- Text passage:
════════

Once an oil or gas storage tank ruptures and leaks, it will directly threaten soil and groundwater. According to EPA SPCC regulations, oil storage facilities must be equipped with a secondary containment system—capturing and retaining oil products within the levee area before they can spread into the environment. A properly designed secondary containment system can reduce the probability of environmental pollution caused by leaks by more than 85%.
Hydrocarbon Resistance
Oil Contact Risk
The oil contact risks faced by the secondary containment layer of oil and gas pools mainly come from three dimensions: static immersion, dynamic permeation, and chemical corrosion. Static immersion risk occurs during the period of oil accumulation in the containment area, where the containment liner is in prolonged contact with high-concentration hydrocarbon liquids, causing the material surface to soften, swell, or even delaminate and peel off. Dynamic permeation risk is caused by the capillary adsorption effect of oil products at the geomembrane interface—light oils (such as gasoline and diesel) can penetrate into the inner layer along the micropore structure of the geomembrane due to their low viscosity and small surface tension, contaminating the subsoil.
Chemical corrosion risk shows significant oil-type dependency: phenolic compounds in acidic crude oil have moderate corrosivity to HDPE; biodiesel containing alcohols will accelerate plasticizer leaching from PVC film; fuel oil with high aromatic content operating above 40℃ will have an erosion rate on ordinary polyethylene 3-5 times higher than that under normal temperature conditions. Additionally, dissolved water in oil products (when salinity exceeds 5,000mg/L) will form a weakly acidic environment at the interface between the geomembrane and concrete base, promoting localized electrochemical corrosion. It should be noted that accidental oil contact with oil and gas pool containment layers is often accompanied by a sudden temperature rise—when hot oil (≥60℃) leaks into the containment area, the interlayer shear stress caused by the difference in thermal expansion coefficients between the containment layer material and the base can cause delamination between the liner and base.

════════

- Task 1: Rewrite part of the text on oil tank containment, starting at the words "Once an oil" and ending after "more than 85%.", with "secondary containment system" changed to "secondary containment structure" wherever it occurs.
- Task 2: For each statement, answer yes or no based on the text on oil tank containment, and quote the words that decide it. (a) Light oils can reach the inner layer of the geomembrane because of their low viscosity and small surface tension. (b) Phenolic compounds in acidic crude oil are highly corrosive to HDPE. (c) A properly designed secondary containment system can cut the probability of pollution from leaks by more than 85%.

════════

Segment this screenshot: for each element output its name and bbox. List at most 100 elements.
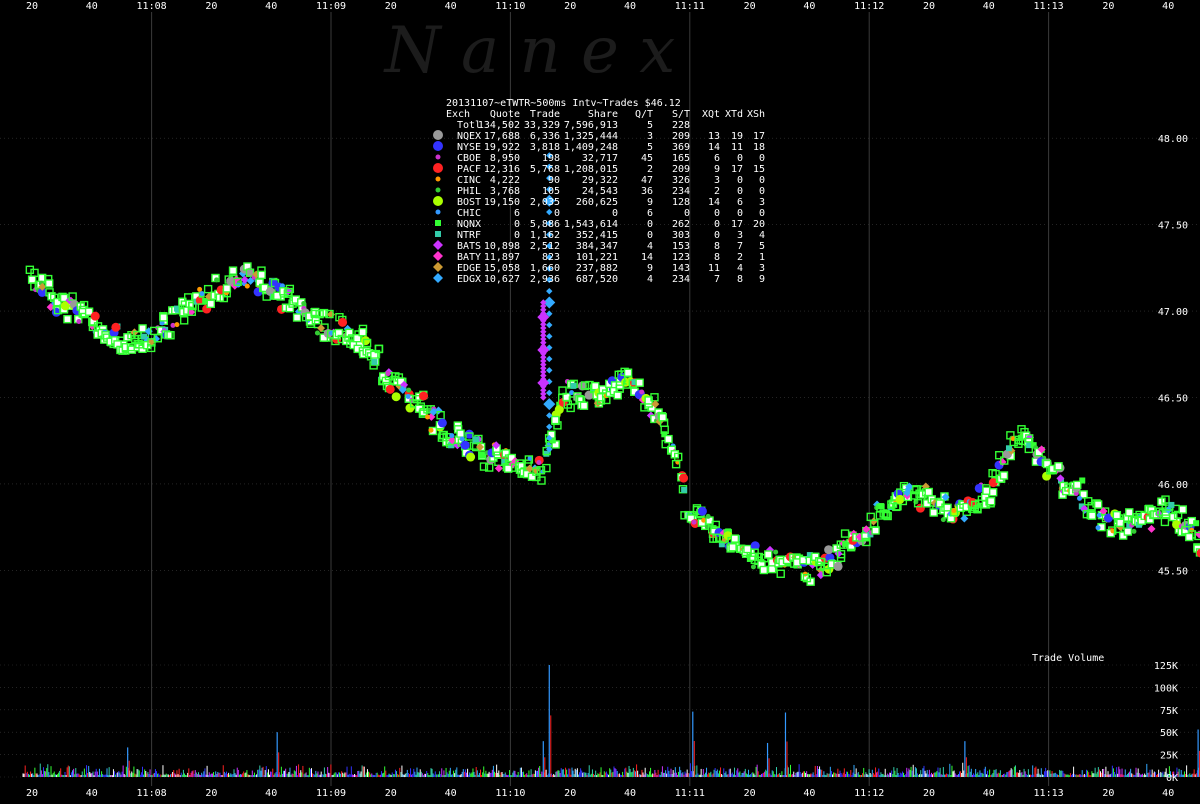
- legend-cell-share: 237,882: [576, 263, 618, 274]
- legend-cell-st: 369: [672, 142, 690, 153]
- legend-swatch-nqex: [433, 130, 443, 140]
- time-tick-label-bottom: 40: [983, 788, 995, 799]
- legend-cell-quote: 12,316: [484, 164, 520, 175]
- legend-cell-xsh: 9: [759, 274, 765, 285]
- legend-cell-xsh: 0: [759, 175, 765, 186]
- legend-cell-trade: 1,162: [530, 230, 560, 241]
- legend-swatch-nyse: [433, 141, 443, 151]
- legend-cell-exch: NYSE: [457, 142, 481, 153]
- price-tick-label: 46.50: [1158, 394, 1188, 405]
- legend-cell-st: 153: [672, 241, 690, 252]
- time-tick-label-top: 20: [205, 1, 217, 12]
- legend-cell-xqt: 14: [708, 142, 720, 153]
- legend-cell-share: 260,625: [576, 197, 618, 208]
- volume-tick-label: 0K: [1166, 773, 1178, 784]
- legend-cell-exch: EDGX: [457, 274, 481, 285]
- time-tick-label-top: 40: [265, 1, 277, 12]
- legend-header: S/T: [672, 109, 690, 120]
- volume-label: Trade Volume: [1032, 653, 1104, 664]
- time-tick-label-top: 20: [564, 1, 576, 12]
- legend-cell-xsh: 1: [759, 252, 765, 263]
- trade-marker-nqnx: [479, 452, 485, 458]
- legend-cell-xsh: 17: [753, 131, 765, 142]
- trade-marker-nqnx: [990, 489, 997, 496]
- trade-marker-phil: [301, 301, 306, 306]
- trade-marker-cboe: [639, 390, 644, 395]
- trade-marker-nqnx: [765, 551, 772, 558]
- legend-cell-share: 1,208,015: [564, 164, 618, 175]
- trade-marker-phil: [315, 330, 320, 335]
- time-tick-label-top: 40: [1162, 1, 1174, 12]
- trade-marker-nqnx: [64, 316, 71, 323]
- legend-swatch-phil: [436, 188, 441, 193]
- legend-header: XQt: [702, 109, 720, 120]
- legend-cell-xtd: 19: [731, 131, 743, 142]
- legend-swatch-cinc: [436, 177, 441, 182]
- legend-cell-xqt: 8: [714, 241, 720, 252]
- legend-cell-trade: 2,936: [530, 274, 560, 285]
- watermark: N a n e x: [383, 14, 676, 88]
- time-tick-label-top: 11:08: [137, 1, 167, 12]
- price-tick-label: 48.00: [1158, 134, 1188, 145]
- time-tick-label-bottom: 11:11: [675, 788, 705, 799]
- price-tick-label: 47.00: [1158, 307, 1188, 318]
- legend-cell-trade: 5,886: [530, 219, 560, 230]
- legend-cell-exch: BATS: [457, 241, 481, 252]
- legend-cell-xqt: 7: [714, 274, 720, 285]
- legend-cell-xsh: 0: [759, 186, 765, 197]
- trade-marker-nqnx: [457, 430, 464, 437]
- legend-cell-trade: 6,336: [530, 131, 560, 142]
- legend-cell-quote: 11,897: [484, 252, 520, 263]
- legend-cell-st: 262: [672, 219, 690, 230]
- trade-marker-bost: [895, 495, 904, 504]
- trade-marker-nqex: [824, 545, 833, 554]
- trade-marker-pacf: [386, 385, 395, 394]
- trade-marker-nqnx: [528, 473, 535, 480]
- trade-marker-nyse: [461, 441, 470, 450]
- legend-cell-exch: EDGE: [457, 263, 481, 274]
- trade-marker-cboe: [385, 371, 390, 376]
- chart-canvas: N a n e x 2020404011:0811:082020404011:0…: [0, 0, 1200, 800]
- legend-cell-trade: 0: [554, 208, 560, 219]
- trade-marker-nqnx: [1179, 506, 1186, 513]
- volume-tick-label: 50K: [1160, 728, 1178, 739]
- trade-marker-nqnx: [1095, 501, 1102, 508]
- trade-marker-nqnx: [1000, 472, 1007, 479]
- legend-cell-qt: 36: [641, 186, 653, 197]
- legend-cell-st: 0: [684, 208, 690, 219]
- legend-cell-qt: 4: [647, 274, 653, 285]
- legend-cell-quote: 19,150: [484, 197, 520, 208]
- legend-cell-trade: 823: [542, 252, 560, 263]
- trade-marker-nqnx: [286, 305, 293, 312]
- legend-swatch-bost: [433, 196, 443, 206]
- legend-cell-share: 352,415: [576, 230, 618, 241]
- legend-cell-xtd: 8: [737, 274, 743, 285]
- trade-marker-nyse: [698, 507, 707, 516]
- time-tick-label-bottom: 20: [1102, 788, 1114, 799]
- legend-cell-trade: 1,660: [530, 263, 560, 274]
- trade-marker-nqnx: [1193, 520, 1199, 526]
- legend-cell-xsh: 3: [759, 263, 765, 274]
- legend-cell-exch: CINC: [457, 175, 481, 186]
- trade-marker-nqnx: [983, 487, 990, 494]
- legend-cell-trade: 90: [548, 175, 560, 186]
- time-tick-label-top: 20: [744, 1, 756, 12]
- legend-cell-xtd: 2: [737, 252, 743, 263]
- legend-cell-st: 326: [672, 175, 690, 186]
- legend-cell-exch: CHIC: [457, 208, 481, 219]
- trade-marker-nqnx: [160, 314, 167, 321]
- time-tick-label-top: 11:11: [675, 1, 705, 12]
- legend-cell-xqt: 8: [714, 252, 720, 263]
- trade-marker-nqnx: [1089, 512, 1096, 519]
- legend-cell-trade: 5,768: [530, 164, 560, 175]
- trade-marker-pacf: [338, 318, 347, 327]
- volume-tick-label: 125K: [1154, 661, 1178, 672]
- time-tick-label-bottom: 40: [86, 788, 98, 799]
- trade-marker-pacf: [419, 391, 428, 400]
- time-tick-label-bottom: 11:09: [316, 788, 346, 799]
- trade-marker-chic: [406, 394, 411, 399]
- time-tick-label-top: 20: [923, 1, 935, 12]
- legend-swatch-chic: [436, 210, 441, 215]
- legend-cell-st: 123: [672, 252, 690, 263]
- legend-cell-share: 384,347: [576, 241, 618, 252]
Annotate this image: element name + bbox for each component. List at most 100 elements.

════════

- Worked answer 1:
Once an oil or gas storage tank ruptures and leaks, it will directly threaten soil and groundwater. According to EPA SPCC regulations, oil storage facilities must be equipped with a secondary containment structure—capturing and retaining oil products within the levee area before they can spread into the environment. A properly designed secondary containment structure can reduce the probability of environmental pollution caused by leaks by more than 85%.

- Worked answer 2:
(a) Yes: "light oils (such as gasoline and diesel) can penetrate into the inner layer along the micropore structure of the geomembrane due to their low viscosity and small surface tension"
(b) No: "phenolic compounds in acidic crude oil have moderate corrosivity to HDPE"
(c) Yes: "A properly designed secondary containment system can reduce the probability of environmental pollution caused by leaks by more than 85%."